Tell how many lines in these records contain the string "title", with only the number as the reply.

· · · · · · ·

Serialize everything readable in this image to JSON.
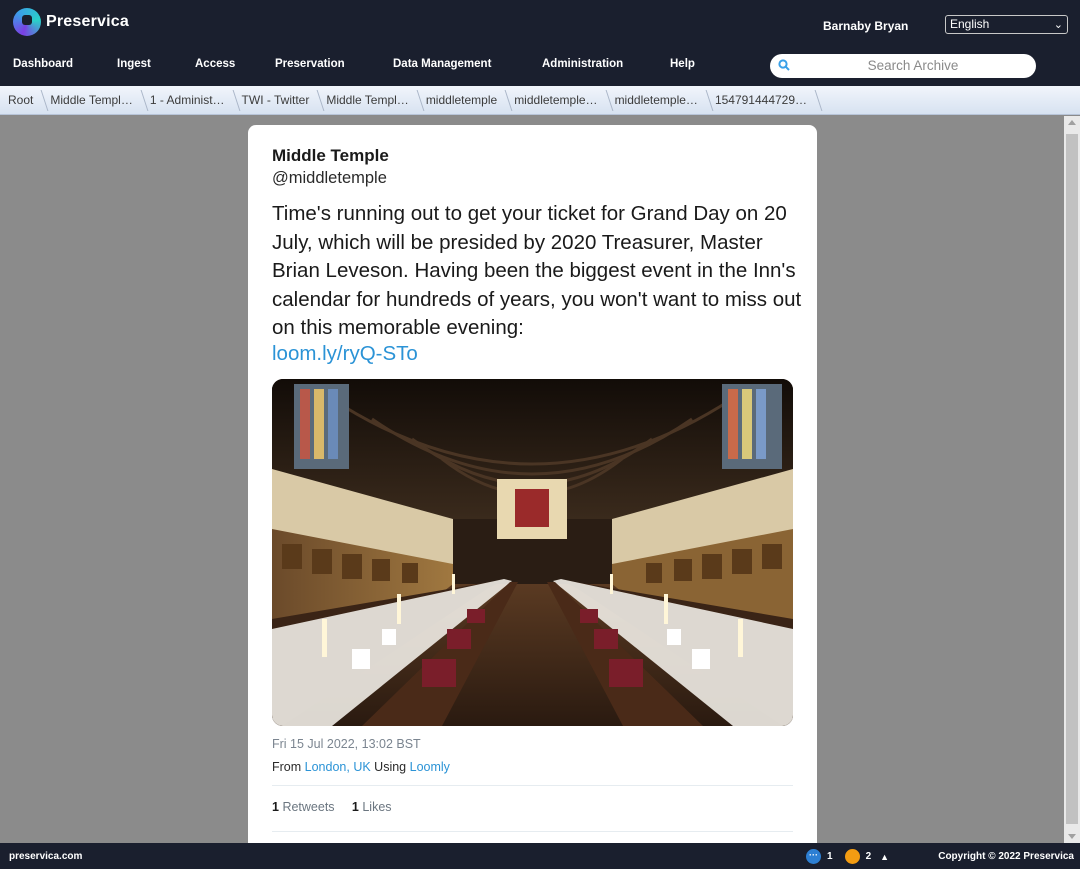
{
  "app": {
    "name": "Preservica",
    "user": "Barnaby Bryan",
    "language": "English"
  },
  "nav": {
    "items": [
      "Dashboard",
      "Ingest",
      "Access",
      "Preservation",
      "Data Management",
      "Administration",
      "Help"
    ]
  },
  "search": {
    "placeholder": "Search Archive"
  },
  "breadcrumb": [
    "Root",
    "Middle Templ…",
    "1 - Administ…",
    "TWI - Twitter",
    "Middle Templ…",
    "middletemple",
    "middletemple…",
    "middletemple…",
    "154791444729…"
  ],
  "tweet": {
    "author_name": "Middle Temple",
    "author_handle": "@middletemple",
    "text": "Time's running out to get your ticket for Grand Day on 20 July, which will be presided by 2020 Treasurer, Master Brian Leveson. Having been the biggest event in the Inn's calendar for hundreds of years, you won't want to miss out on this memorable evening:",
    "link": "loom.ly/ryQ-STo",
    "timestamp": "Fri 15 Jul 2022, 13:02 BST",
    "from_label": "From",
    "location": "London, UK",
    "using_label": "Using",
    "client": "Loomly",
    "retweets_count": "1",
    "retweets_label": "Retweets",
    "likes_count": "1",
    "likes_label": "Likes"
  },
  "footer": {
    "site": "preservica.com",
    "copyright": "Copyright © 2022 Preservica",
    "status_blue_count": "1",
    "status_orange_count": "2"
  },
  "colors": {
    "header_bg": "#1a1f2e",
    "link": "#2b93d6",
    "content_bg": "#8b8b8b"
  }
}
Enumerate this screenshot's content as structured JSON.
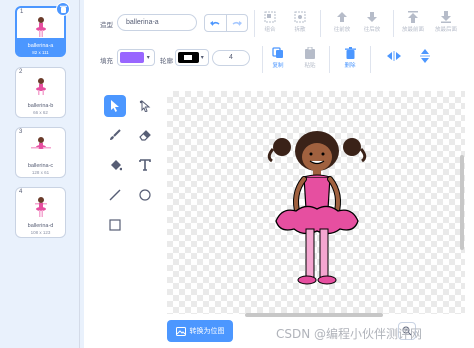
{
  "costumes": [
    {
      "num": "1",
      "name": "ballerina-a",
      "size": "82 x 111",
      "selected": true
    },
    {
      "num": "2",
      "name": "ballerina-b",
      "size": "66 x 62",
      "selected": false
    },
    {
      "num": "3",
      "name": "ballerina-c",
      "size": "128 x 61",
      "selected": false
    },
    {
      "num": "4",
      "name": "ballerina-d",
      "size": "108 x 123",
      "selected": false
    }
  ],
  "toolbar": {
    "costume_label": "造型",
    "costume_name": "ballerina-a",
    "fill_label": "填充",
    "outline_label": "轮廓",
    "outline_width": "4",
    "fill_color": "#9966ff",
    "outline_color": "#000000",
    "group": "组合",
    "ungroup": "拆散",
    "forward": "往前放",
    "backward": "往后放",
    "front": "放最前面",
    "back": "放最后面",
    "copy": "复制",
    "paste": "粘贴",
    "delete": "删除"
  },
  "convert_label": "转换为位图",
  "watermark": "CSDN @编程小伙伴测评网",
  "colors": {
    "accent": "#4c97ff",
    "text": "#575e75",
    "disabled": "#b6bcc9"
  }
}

· · · · · · ·

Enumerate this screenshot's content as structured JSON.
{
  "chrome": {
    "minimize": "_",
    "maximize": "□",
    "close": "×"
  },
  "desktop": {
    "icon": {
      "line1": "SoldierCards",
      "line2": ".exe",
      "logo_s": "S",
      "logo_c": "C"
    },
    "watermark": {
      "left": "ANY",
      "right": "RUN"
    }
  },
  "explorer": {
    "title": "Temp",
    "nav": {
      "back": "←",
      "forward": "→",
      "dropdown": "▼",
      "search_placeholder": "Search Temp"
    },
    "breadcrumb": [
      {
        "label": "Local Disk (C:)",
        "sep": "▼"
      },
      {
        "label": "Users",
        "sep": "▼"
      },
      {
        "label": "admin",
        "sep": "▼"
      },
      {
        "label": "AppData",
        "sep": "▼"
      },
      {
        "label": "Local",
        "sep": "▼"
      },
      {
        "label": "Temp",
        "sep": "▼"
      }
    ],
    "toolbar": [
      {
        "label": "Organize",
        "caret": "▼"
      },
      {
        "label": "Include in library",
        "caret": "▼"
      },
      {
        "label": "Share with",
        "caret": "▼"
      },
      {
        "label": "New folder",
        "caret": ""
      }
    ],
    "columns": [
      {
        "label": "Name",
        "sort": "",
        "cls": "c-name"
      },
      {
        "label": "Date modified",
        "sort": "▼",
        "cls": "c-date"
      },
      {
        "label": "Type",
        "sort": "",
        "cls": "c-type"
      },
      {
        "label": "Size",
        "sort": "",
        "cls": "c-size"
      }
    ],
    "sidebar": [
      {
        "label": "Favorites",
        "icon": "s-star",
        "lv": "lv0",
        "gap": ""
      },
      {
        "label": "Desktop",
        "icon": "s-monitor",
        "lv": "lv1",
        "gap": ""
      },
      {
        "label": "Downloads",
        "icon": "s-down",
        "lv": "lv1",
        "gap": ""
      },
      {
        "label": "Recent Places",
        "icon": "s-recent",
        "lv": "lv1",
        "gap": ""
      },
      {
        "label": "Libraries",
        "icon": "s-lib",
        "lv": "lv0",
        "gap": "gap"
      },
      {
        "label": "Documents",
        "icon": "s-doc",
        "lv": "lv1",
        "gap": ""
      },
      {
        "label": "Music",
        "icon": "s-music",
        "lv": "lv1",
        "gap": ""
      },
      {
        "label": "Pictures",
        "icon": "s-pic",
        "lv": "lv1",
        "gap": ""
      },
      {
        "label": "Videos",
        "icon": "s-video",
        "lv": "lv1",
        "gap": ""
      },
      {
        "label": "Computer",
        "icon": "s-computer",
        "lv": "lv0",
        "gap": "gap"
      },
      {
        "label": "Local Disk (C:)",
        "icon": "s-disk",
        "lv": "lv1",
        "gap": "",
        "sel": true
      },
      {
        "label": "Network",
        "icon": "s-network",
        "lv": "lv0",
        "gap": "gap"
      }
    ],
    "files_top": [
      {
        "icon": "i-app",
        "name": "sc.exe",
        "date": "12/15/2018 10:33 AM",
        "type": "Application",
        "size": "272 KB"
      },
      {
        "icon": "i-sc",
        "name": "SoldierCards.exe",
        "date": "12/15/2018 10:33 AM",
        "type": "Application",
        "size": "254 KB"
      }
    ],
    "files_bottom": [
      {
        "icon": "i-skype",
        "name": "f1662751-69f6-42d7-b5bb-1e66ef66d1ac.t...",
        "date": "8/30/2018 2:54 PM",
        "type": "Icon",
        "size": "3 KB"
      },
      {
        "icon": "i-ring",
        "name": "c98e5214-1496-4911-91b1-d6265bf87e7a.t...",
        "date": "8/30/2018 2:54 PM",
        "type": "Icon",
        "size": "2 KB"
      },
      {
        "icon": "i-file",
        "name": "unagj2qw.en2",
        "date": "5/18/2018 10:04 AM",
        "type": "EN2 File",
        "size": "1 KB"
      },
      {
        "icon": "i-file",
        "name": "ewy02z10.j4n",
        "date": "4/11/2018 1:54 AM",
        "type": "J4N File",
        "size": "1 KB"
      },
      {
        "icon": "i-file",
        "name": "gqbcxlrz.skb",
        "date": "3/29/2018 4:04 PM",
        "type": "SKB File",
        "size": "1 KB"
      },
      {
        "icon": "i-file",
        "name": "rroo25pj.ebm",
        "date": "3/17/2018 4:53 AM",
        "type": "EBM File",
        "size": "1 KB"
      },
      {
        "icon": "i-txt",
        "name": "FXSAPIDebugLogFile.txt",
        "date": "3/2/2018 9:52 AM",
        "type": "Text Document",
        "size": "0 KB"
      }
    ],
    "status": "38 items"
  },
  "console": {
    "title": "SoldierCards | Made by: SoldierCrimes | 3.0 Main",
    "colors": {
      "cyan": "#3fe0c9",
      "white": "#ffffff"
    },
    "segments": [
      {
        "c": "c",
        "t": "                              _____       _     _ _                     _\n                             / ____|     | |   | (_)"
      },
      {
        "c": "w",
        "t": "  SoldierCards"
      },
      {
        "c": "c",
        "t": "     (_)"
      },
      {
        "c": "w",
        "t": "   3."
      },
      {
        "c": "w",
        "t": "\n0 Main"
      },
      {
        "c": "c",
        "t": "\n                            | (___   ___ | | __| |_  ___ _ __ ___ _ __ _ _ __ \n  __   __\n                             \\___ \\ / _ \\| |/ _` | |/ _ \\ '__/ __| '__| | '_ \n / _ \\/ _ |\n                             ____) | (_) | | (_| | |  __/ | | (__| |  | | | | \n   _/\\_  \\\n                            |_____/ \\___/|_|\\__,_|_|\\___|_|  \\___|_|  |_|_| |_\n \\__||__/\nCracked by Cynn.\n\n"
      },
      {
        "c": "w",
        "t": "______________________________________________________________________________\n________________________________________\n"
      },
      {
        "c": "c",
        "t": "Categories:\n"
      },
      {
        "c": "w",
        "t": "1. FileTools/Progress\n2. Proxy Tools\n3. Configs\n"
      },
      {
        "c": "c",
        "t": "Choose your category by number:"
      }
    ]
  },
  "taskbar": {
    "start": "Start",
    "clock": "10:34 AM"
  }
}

· · · · · · ·

Exercise solution:
2